- _Stored data entries_:

— Start —

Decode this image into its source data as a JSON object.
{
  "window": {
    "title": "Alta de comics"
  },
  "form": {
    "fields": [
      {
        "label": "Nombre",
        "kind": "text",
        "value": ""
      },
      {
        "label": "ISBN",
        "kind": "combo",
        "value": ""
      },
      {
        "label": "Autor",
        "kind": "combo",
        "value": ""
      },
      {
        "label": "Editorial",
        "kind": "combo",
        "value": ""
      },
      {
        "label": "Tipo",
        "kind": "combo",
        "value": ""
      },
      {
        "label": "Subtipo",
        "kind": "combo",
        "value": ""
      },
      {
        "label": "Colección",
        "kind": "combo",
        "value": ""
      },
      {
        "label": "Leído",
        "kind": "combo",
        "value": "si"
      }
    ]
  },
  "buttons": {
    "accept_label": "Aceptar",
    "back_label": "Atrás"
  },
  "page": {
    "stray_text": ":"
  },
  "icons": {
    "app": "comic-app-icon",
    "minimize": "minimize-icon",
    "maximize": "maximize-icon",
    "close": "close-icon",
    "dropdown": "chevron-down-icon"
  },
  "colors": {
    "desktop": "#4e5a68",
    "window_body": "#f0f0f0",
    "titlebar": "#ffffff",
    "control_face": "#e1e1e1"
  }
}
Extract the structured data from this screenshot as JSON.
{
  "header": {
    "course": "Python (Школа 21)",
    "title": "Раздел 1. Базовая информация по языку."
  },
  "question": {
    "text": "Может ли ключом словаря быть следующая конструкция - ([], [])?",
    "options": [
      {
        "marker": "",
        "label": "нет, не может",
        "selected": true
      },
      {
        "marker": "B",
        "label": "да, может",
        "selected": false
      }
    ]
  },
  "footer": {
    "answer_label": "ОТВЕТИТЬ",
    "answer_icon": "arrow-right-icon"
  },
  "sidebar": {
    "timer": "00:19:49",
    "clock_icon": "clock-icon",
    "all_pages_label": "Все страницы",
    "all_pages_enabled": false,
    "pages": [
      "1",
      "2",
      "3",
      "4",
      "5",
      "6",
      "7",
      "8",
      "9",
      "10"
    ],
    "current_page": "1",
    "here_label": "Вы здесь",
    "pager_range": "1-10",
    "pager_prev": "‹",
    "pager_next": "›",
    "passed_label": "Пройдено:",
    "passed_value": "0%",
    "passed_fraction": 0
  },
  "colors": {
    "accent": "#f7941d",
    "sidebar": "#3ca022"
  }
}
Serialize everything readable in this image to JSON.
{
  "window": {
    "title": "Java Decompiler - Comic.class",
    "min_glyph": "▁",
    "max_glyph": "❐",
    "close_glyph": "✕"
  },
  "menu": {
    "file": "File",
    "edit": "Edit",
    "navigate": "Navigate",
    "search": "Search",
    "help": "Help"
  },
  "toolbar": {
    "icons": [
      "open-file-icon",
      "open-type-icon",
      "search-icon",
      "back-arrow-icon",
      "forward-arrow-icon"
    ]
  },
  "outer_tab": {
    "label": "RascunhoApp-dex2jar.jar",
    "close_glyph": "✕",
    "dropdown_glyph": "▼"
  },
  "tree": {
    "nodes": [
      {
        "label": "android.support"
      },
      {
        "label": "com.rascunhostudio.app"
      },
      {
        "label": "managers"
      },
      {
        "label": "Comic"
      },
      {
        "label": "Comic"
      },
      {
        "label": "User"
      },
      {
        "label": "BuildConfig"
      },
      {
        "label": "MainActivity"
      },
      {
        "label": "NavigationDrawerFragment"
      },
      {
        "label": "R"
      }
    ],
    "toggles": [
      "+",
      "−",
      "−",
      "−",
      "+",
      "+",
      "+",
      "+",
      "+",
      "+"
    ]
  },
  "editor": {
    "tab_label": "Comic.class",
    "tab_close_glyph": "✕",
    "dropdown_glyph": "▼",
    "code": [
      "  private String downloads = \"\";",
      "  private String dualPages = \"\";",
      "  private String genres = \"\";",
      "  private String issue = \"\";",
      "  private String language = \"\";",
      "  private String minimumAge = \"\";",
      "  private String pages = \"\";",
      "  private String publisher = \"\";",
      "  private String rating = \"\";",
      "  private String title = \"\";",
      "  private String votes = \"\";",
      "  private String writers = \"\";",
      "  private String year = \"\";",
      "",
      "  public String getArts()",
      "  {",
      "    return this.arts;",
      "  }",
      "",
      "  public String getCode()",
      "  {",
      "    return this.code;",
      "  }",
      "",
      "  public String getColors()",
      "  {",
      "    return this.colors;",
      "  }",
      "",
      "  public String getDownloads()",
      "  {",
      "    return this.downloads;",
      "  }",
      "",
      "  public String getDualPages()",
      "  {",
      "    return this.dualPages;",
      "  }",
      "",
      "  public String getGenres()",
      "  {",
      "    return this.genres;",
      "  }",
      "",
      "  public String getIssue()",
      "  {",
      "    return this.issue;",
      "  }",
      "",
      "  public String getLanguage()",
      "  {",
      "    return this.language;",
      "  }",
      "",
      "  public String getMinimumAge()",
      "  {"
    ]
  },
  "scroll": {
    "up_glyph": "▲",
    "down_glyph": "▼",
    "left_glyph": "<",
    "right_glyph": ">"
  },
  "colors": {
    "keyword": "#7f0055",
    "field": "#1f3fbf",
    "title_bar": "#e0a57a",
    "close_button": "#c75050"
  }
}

— End —

- _Goal_: Reproduce each record shown above without altering a single word.

- _Answer to the exercise_:
Decode this image into its source data as a JSON object.
{
  "window": {
    "title": "Alta de comics"
  },
  "form": {
    "fields": [
      {
        "label": "Nombre",
        "kind": "text",
        "value": ""
      },
      {
        "label": "ISBN",
        "kind": "combo",
        "value": ""
      },
      {
        "label": "Autor",
        "kind": "combo",
        "value": ""
      },
      {
        "label": "Editorial",
        "kind": "combo",
        "value": ""
      },
      {
        "label": "Tipo",
        "kind": "combo",
        "value": ""
      },
      {
        "label": "Subtipo",
        "kind": "combo",
        "value": ""
      },
      {
        "label": "Colección",
        "kind": "combo",
        "value": ""
      },
      {
        "label": "Leído",
        "kind": "combo",
        "value": "si"
      }
    ]
  },
  "buttons": {
    "accept_label": "Aceptar",
    "back_label": "Atrás"
  },
  "page": {
    "stray_text": ":"
  },
  "icons": {
    "app": "comic-app-icon",
    "minimize": "minimize-icon",
    "maximize": "maximize-icon",
    "close": "close-icon",
    "dropdown": "chevron-down-icon"
  },
  "colors": {
    "desktop": "#4e5a68",
    "window_body": "#f0f0f0",
    "titlebar": "#ffffff",
    "control_face": "#e1e1e1"
  }
}
Extract the structured data from this screenshot as JSON.
{
  "header": {
    "course": "Python (Школа 21)",
    "title": "Раздел 1. Базовая информация по языку."
  },
  "question": {
    "text": "Может ли ключом словаря быть следующая конструкция - ([], [])?",
    "options": [
      {
        "marker": "",
        "label": "нет, не может",
        "selected": true
      },
      {
        "marker": "B",
        "label": "да, может",
        "selected": false
      }
    ]
  },
  "footer": {
    "answer_label": "ОТВЕТИТЬ",
    "answer_icon": "arrow-right-icon"
  },
  "sidebar": {
    "timer": "00:19:49",
    "clock_icon": "clock-icon",
    "all_pages_label": "Все страницы",
    "all_pages_enabled": false,
    "pages": [
      "1",
      "2",
      "3",
      "4",
      "5",
      "6",
      "7",
      "8",
      "9",
      "10"
    ],
    "current_page": "1",
    "here_label": "Вы здесь",
    "pager_range": "1-10",
    "pager_prev": "‹",
    "pager_next": "›",
    "passed_label": "Пройдено:",
    "passed_value": "0%",
    "passed_fraction": 0
  },
  "colors": {
    "accent": "#f7941d",
    "sidebar": "#3ca022"
  }
}
Serialize everything readable in this image to JSON.
{
  "window": {
    "title": "Java Decompiler - Comic.class",
    "min_glyph": "▁",
    "max_glyph": "❐",
    "close_glyph": "✕"
  },
  "menu": {
    "file": "File",
    "edit": "Edit",
    "navigate": "Navigate",
    "search": "Search",
    "help": "Help"
  },
  "toolbar": {
    "icons": [
      "open-file-icon",
      "open-type-icon",
      "search-icon",
      "back-arrow-icon",
      "forward-arrow-icon"
    ]
  },
  "outer_tab": {
    "label": "RascunhoApp-dex2jar.jar",
    "close_glyph": "✕",
    "dropdown_glyph": "▼"
  },
  "tree": {
    "nodes": [
      {
        "label": "android.support"
      },
      {
        "label": "com.rascunhostudio.app"
      },
      {
        "label": "managers"
      },
      {
        "label": "Comic"
      },
      {
        "label": "Comic"
      },
      {
        "label": "User"
      },
      {
        "label": "BuildConfig"
      },
      {
        "label": "MainActivity"
      },
      {
        "label": "NavigationDrawerFragment"
      },
      {
        "label": "R"
      }
    ],
    "toggles": [
      "+",
      "−",
      "−",
      "−",
      "+",
      "+",
      "+",
      "+",
      "+",
      "+"
    ]
  },
  "editor": {
    "tab_label": "Comic.class",
    "tab_close_glyph": "✕",
    "dropdown_glyph": "▼",
    "code": [
      "  private String downloads = \"\";",
      "  private String dualPages = \"\";",
      "  private String genres = \"\";",
      "  private String issue = \"\";",
      "  private String language = \"\";",
      "  private String minimumAge = \"\";",
      "  private String pages = \"\";",
      "  private String publisher = \"\";",
      "  private String rating = \"\";",
      "  private String title = \"\";",
      "  private String votes = \"\";",
      "  private String writers = \"\";",
      "  private String year = \"\";",
      "",
      "  public String getArts()",
      "  {",
      "    return this.arts;",
      "  }",
      "",
      "  public String getCode()",
      "  {",
      "    return this.code;",
      "  }",
      "",
      "  public String getColors()",
      "  {",
      "    return this.colors;",
      "  }",
      "",
      "  public String getDownloads()",
      "  {",
      "    return this.downloads;",
      "  }",
      "",
      "  public String getDualPages()",
      "  {",
      "    return this.dualPages;",
      "  }",
      "",
      "  public String getGenres()",
      "  {",
      "    return this.genres;",
      "  }",
      "",
      "  public String getIssue()",
      "  {",
      "    return this.issue;",
      "  }",
      "",
      "  public String getLanguage()",
      "  {",
      "    return this.language;",
      "  }",
      "",
      "  public String getMinimumAge()",
      "  {"
    ]
  },
  "scroll": {
    "up_glyph": "▲",
    "down_glyph": "▼",
    "left_glyph": "<",
    "right_glyph": ">"
  },
  "colors": {
    "keyword": "#7f0055",
    "field": "#1f3fbf",
    "title_bar": "#e0a57a",
    "close_button": "#c75050"
  }
}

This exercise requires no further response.